_PROVIDED RECORDS_.
········
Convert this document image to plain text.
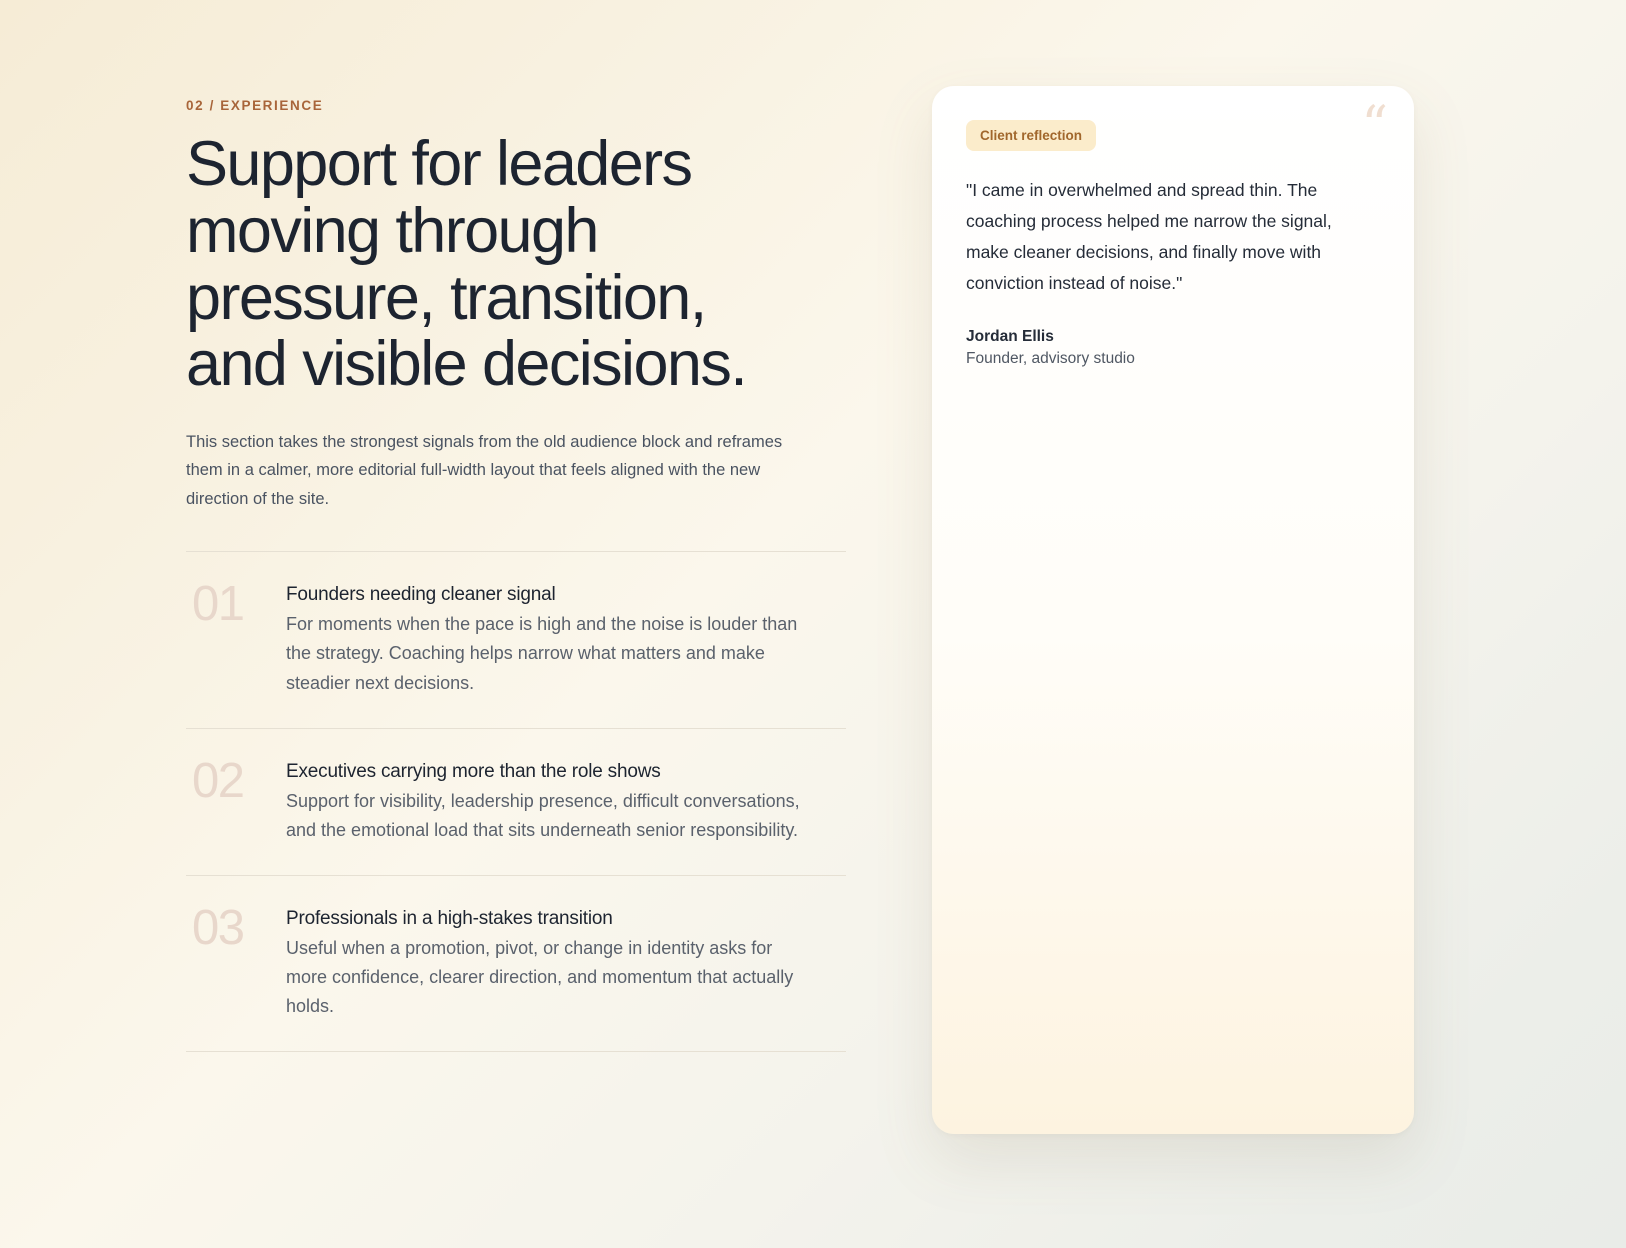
02 / EXPERIENCE
Support for leaders moving through pressure, transition, and visible decisions.

This section takes the strongest signals from the old audience block and reframes them in a calmer, more editorial full-width layout that feels aligned with the new direction of the site.

01	Founders needing cleaner signal
For moments when the pace is high and the noise is louder than the strategy. Coaching helps narrow what matters and make steadier next decisions.
02	Executives carrying more than the role shows
Support for visibility, leadership presence, difficult conversations, and the emotional load that sits underneath senior responsibility.
03	Professionals in a high-stakes transition
Useful when a promotion, pivot, or change in identity asks for more confidence, clearer direction, and momentum that actually holds.
“
Client reflection

"I came in overwhelmed and spread thin. The coaching process helped me narrow the signal, make cleaner decisions, and finally move with conviction instead of noise."

Jordan Ellis
Founder, advisory studio
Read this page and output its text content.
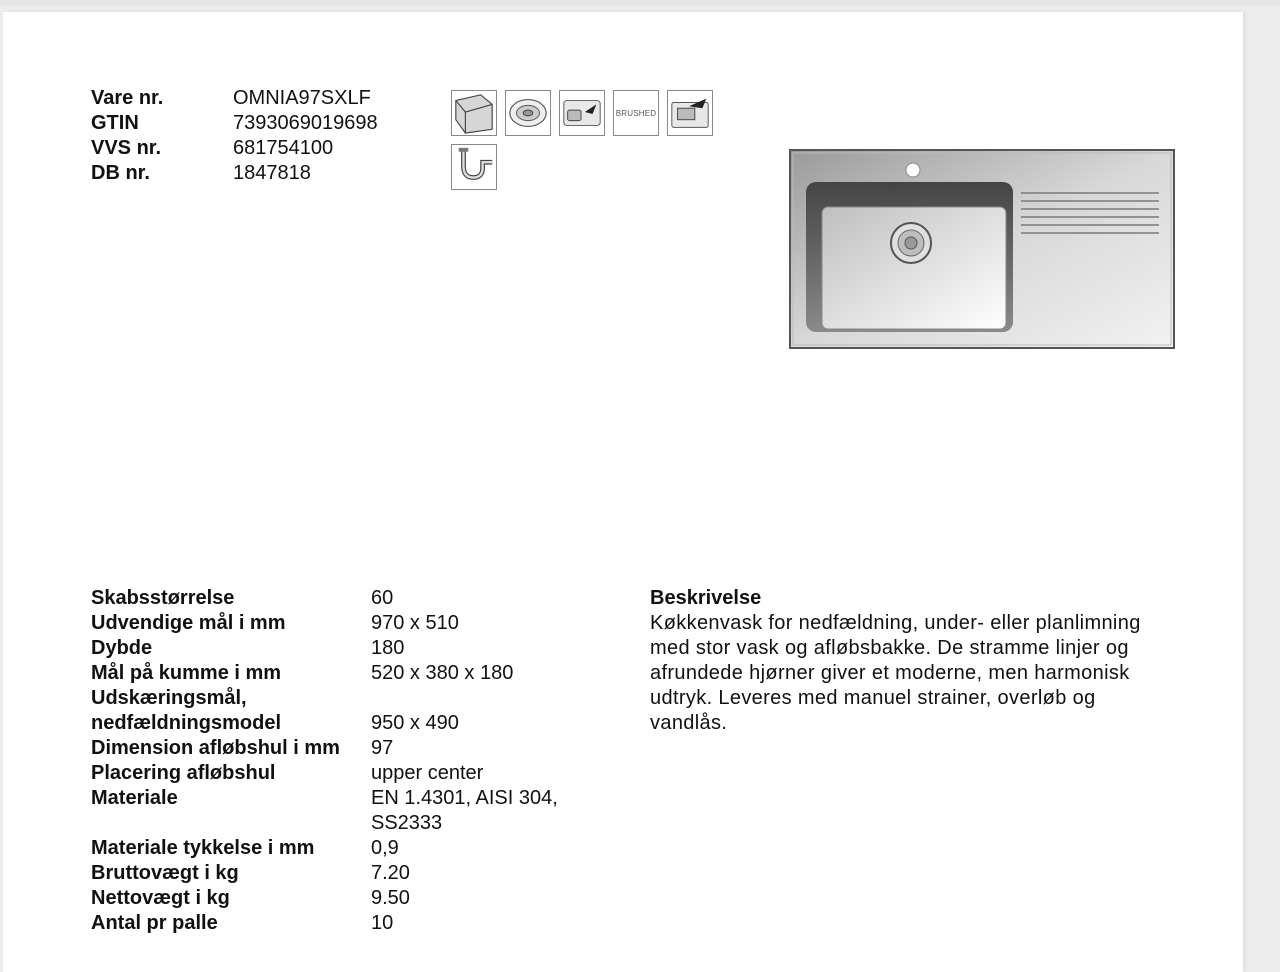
Vare nr.	OMNIA97SXLF
GTIN	7393069019698
VVS nr.	681754100
DB nr.	1847818
BRUSHED
Skabsstørrelse	60
Udvendige mål i mm	970 x 510
Dybde	180
Mål på kumme i mm	520 x 380 x 180
Udskæringsmål,
nedfældningsmodel	950 x 490
Dimension afløbshul i mm	97
Placering afløbshul	upper center
Materiale	EN 1.4301, AISI 304,
SS2333
Materiale tykkelse i mm	0,9
Bruttovægt i kg	7.20
Nettovægt i kg	9.50
Antal pr palle	10
Beskrivelse
Køkkenvask for nedfældning, under- eller planlimning
med stor vask og afløbsbakke. De stramme linjer og
afrundede hjørner giver et moderne, men harmonisk
udtryk. Leveres med manuel strainer, overløb og
vandlås.
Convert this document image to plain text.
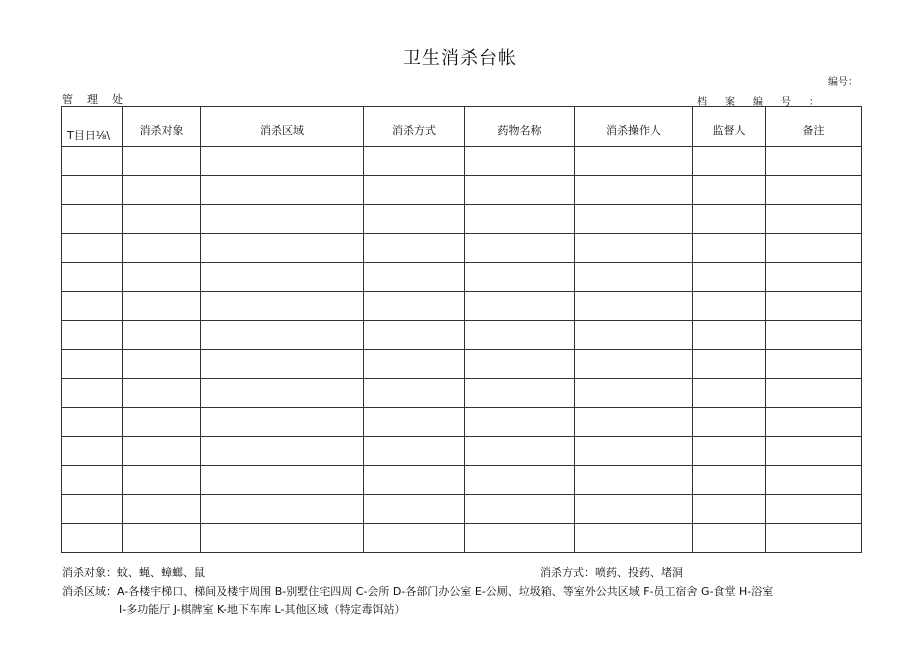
卫生消杀台帐
编号：
管理处	档案编号：
T目日⅛\	消杀对象	消杀区域	消杀方式	药物名称	消杀操作人	监督人	备注

消杀对象：蚊、蝇、蟑螂、鼠	消杀方式：喷药、投药、堵洞
消杀区域：A-各楼宇梯口、梯间及楼宇周围 B-别墅住宅四周 C-会所 D-各部门办公室 E-公厕、垃圾箱、等室外公共区域 F-员工宿舍 G-食堂 H-浴室
I-多功能厅 J-棋牌室 K-地下车库 L-其他区域（特定毒饵站）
········
_YOUR TASK_. Pictures stay out; repeat all the rest of the records exactly.

_SOLUTION FOR THIS PROBLEM_.
Convert this document image to plain text.
02 / EXPERIENCE
Support for leaders moving through pressure, transition, and visible decisions.

This section takes the strongest signals from the old audience block and reframes them in a calmer, more editorial full-width layout that feels aligned with the new direction of the site.

01	Founders needing cleaner signal
For moments when the pace is high and the noise is louder than the strategy. Coaching helps narrow what matters and make steadier next decisions.
02	Executives carrying more than the role shows
Support for visibility, leadership presence, difficult conversations, and the emotional load that sits underneath senior responsibility.
03	Professionals in a high-stakes transition
Useful when a promotion, pivot, or change in identity asks for more confidence, clearer direction, and momentum that actually holds.
“
Client reflection

"I came in overwhelmed and spread thin. The coaching process helped me narrow the signal, make cleaner decisions, and finally move with conviction instead of noise."

Jordan Ellis
Founder, advisory studio
Read this page and output its text content.
Vare nr.	OMNIA97SXLF
GTIN	7393069019698
VVS nr.	681754100
DB nr.	1847818
BRUSHED
Skabsstørrelse	60
Udvendige mål i mm	970 x 510
Dybde	180
Mål på kumme i mm	520 x 380 x 180
Udskæringsmål,
nedfældningsmodel	950 x 490
Dimension afløbshul i mm	97
Placering afløbshul	upper center
Materiale	EN 1.4301, AISI 304,
SS2333
Materiale tykkelse i mm	0,9
Bruttovægt i kg	7.20
Nettovægt i kg	9.50
Antal pr palle	10
Beskrivelse
Køkkenvask for nedfældning, under- eller planlimning
med stor vask og afløbsbakke. De stramme linjer og
afrundede hjørner giver et moderne, men harmonisk
udtryk. Leveres med manuel strainer, overløb og
vandlås.
Convert this document image to plain text.
卫生消杀台帐
编号：
管理处	档案编号：
T目日⅛\	消杀对象	消杀区域	消杀方式	药物名称	消杀操作人	监督人	备注

消杀对象：蚊、蝇、蟑螂、鼠	消杀方式：喷药、投药、堵洞
消杀区域：A-各楼宇梯口、梯间及楼宇周围 B-别墅住宅四周 C-会所 D-各部门办公室 E-公厕、垃圾箱、等室外公共区域 F-员工宿舍 G-食堂 H-浴室
I-多功能厅 J-棋牌室 K-地下车库 L-其他区域（特定毒饵站）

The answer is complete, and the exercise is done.